[Stored data entries]
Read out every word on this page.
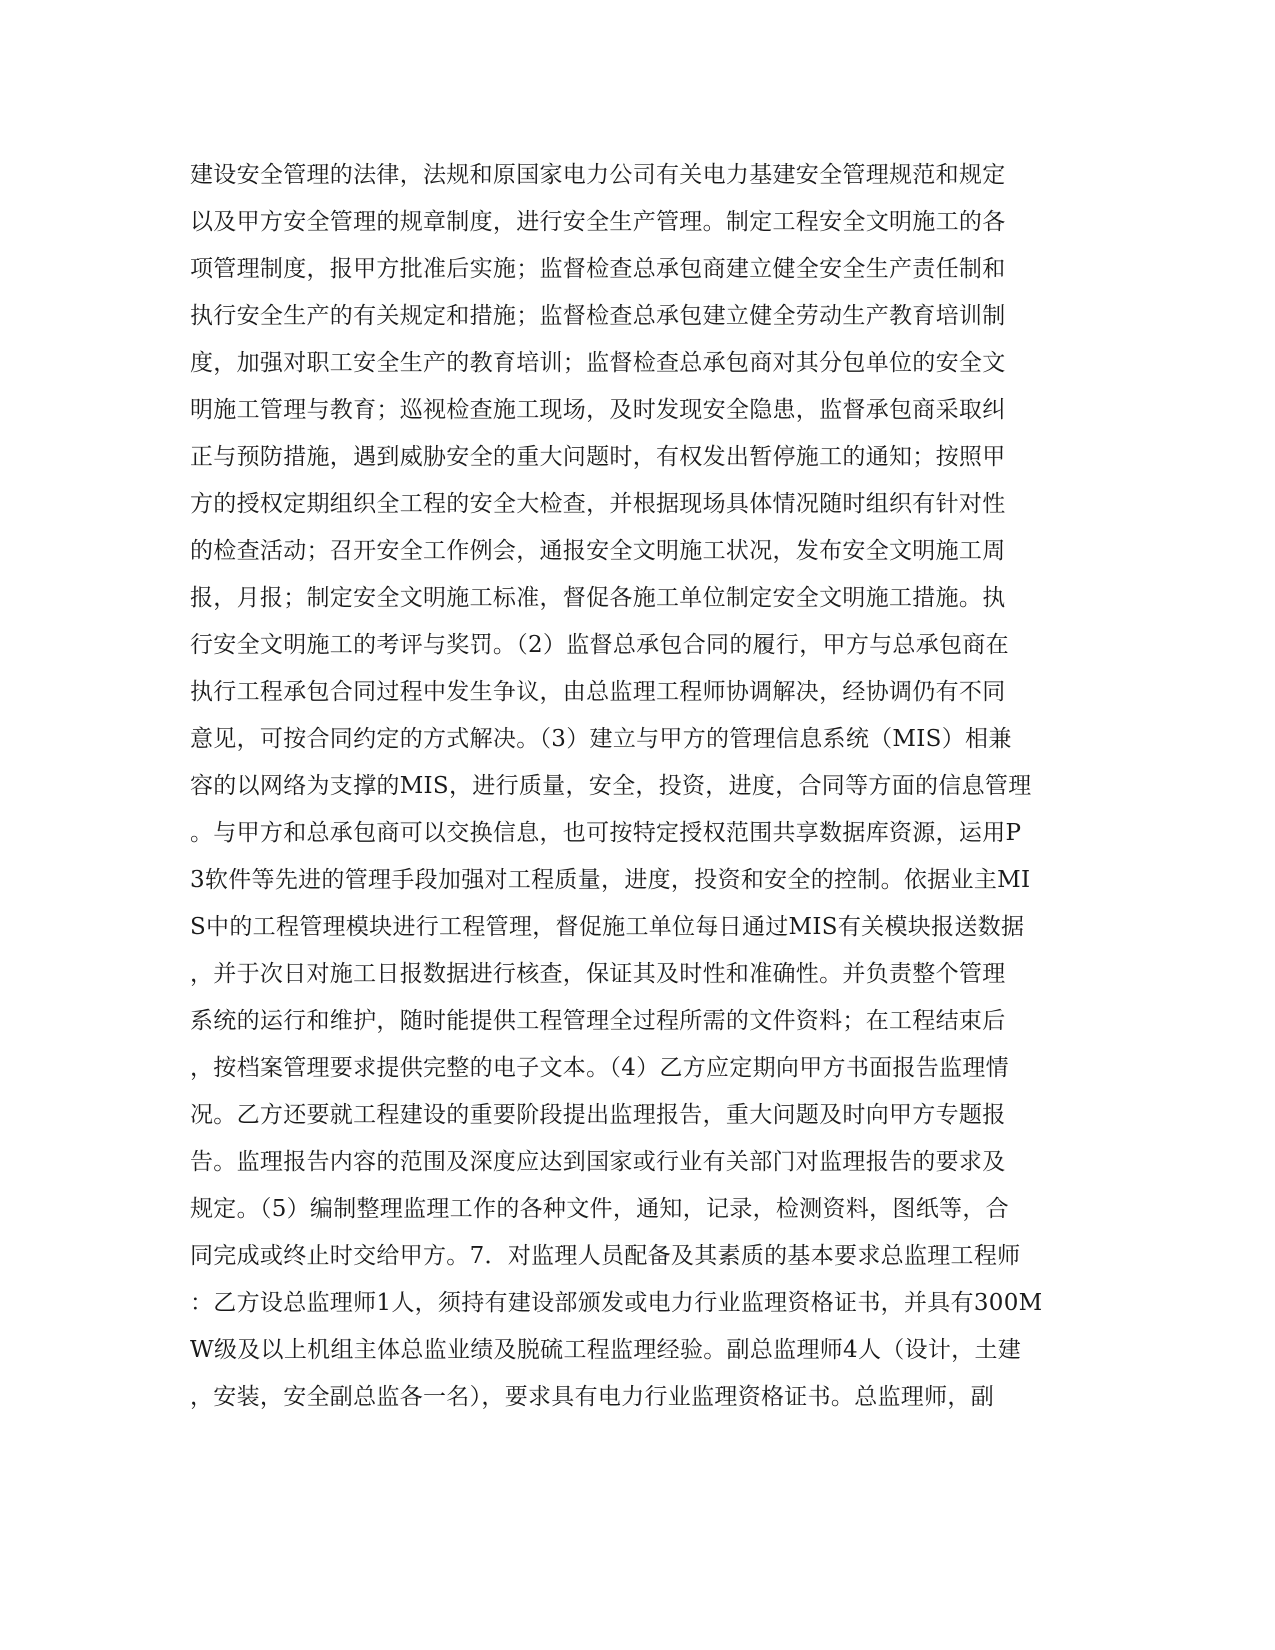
建设安全管理的法律，法规和原国家电力公司有关电力基建安全管理规范和规定
以及甲方安全管理的规章制度，进行安全生产管理。制定工程安全文明施工的各
项管理制度，报甲方批准后实施；监督检查总承包商建立健全安全生产责任制和
执行安全生产的有关规定和措施；监督检查总承包建立健全劳动生产教育培训制
度，加强对职工安全生产的教育培训；监督检查总承包商对其分包单位的安全文
明施工管理与教育；巡视检查施工现场，及时发现安全隐患，监督承包商采取纠
正与预防措施，遇到威胁安全的重大问题时，有权发出暂停施工的通知；按照甲
方的授权定期组织全工程的安全大检查，并根据现场具体情况随时组织有针对性
的检查活动；召开安全工作例会，通报安全文明施工状况，发布安全文明施工周
报，月报；制定安全文明施工标准，督促各施工单位制定安全文明施工措施。执
行安全文明施工的考评与奖罚。（2）监督总承包合同的履行，甲方与总承包商在
执行工程承包合同过程中发生争议，由总监理工程师协调解决，经协调仍有不同
意见，可按合同约定的方式解决。（3）建立与甲方的管理信息系统（MIS）相兼
容的以网络为支撑的MIS，进行质量，安全，投资，进度，合同等方面的信息管理
。与甲方和总承包商可以交换信息，也可按特定授权范围共享数据库资源，运用P
3软件等先进的管理手段加强对工程质量，进度，投资和安全的控制。依据业主MI
S中的工程管理模块进行工程管理，督促施工单位每日通过MIS有关模块报送数据
，并于次日对施工日报数据进行核查，保证其及时性和准确性。并负责整个管理
系统的运行和维护，随时能提供工程管理全过程所需的文件资料；在工程结束后
，按档案管理要求提供完整的电子文本。（4）乙方应定期向甲方书面报告监理情
况。乙方还要就工程建设的重要阶段提出监理报告，重大问题及时向甲方专题报
告。监理报告内容的范围及深度应达到国家或行业有关部门对监理报告的要求及
规定。（5）编制整理监理工作的各种文件，通知，记录，检测资料，图纸等，合
同完成或终止时交给甲方。7．对监理人员配备及其素质的基本要求总监理工程师
：乙方设总监理师1人，须持有建设部颁发或电力行业监理资格证书，并具有300M
W级及以上机组主体总监业绩及脱硫工程监理经验。副总监理师4人（设计，土建
，安装，安全副总监各一名），要求具有电力行业监理资格证书。总监理师，副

* Your instructions: Repeat the records above exactly, leaving out any pictures they contain.

* Task output:
Read out every word on this page.
建设安全管理的法律，法规和原国家电力公司有关电力基建安全管理规范和规定
以及甲方安全管理的规章制度，进行安全生产管理。制定工程安全文明施工的各
项管理制度，报甲方批准后实施；监督检查总承包商建立健全安全生产责任制和
执行安全生产的有关规定和措施；监督检查总承包建立健全劳动生产教育培训制
度，加强对职工安全生产的教育培训；监督检查总承包商对其分包单位的安全文
明施工管理与教育；巡视检查施工现场，及时发现安全隐患，监督承包商采取纠
正与预防措施，遇到威胁安全的重大问题时，有权发出暂停施工的通知；按照甲
方的授权定期组织全工程的安全大检查，并根据现场具体情况随时组织有针对性
的检查活动；召开安全工作例会，通报安全文明施工状况，发布安全文明施工周
报，月报；制定安全文明施工标准，督促各施工单位制定安全文明施工措施。执
行安全文明施工的考评与奖罚。（2）监督总承包合同的履行，甲方与总承包商在
执行工程承包合同过程中发生争议，由总监理工程师协调解决，经协调仍有不同
意见，可按合同约定的方式解决。（3）建立与甲方的管理信息系统（MIS）相兼
容的以网络为支撑的MIS，进行质量，安全，投资，进度，合同等方面的信息管理
。与甲方和总承包商可以交换信息，也可按特定授权范围共享数据库资源，运用P
3软件等先进的管理手段加强对工程质量，进度，投资和安全的控制。依据业主MI
S中的工程管理模块进行工程管理，督促施工单位每日通过MIS有关模块报送数据
，并于次日对施工日报数据进行核查，保证其及时性和准确性。并负责整个管理
系统的运行和维护，随时能提供工程管理全过程所需的文件资料；在工程结束后
，按档案管理要求提供完整的电子文本。（4）乙方应定期向甲方书面报告监理情
况。乙方还要就工程建设的重要阶段提出监理报告，重大问题及时向甲方专题报
告。监理报告内容的范围及深度应达到国家或行业有关部门对监理报告的要求及
规定。（5）编制整理监理工作的各种文件，通知，记录，检测资料，图纸等，合
同完成或终止时交给甲方。7．对监理人员配备及其素质的基本要求总监理工程师
：乙方设总监理师1人，须持有建设部颁发或电力行业监理资格证书，并具有300M
W级及以上机组主体总监业绩及脱硫工程监理经验。副总监理师4人（设计，土建
，安装，安全副总监各一名），要求具有电力行业监理资格证书。总监理师，副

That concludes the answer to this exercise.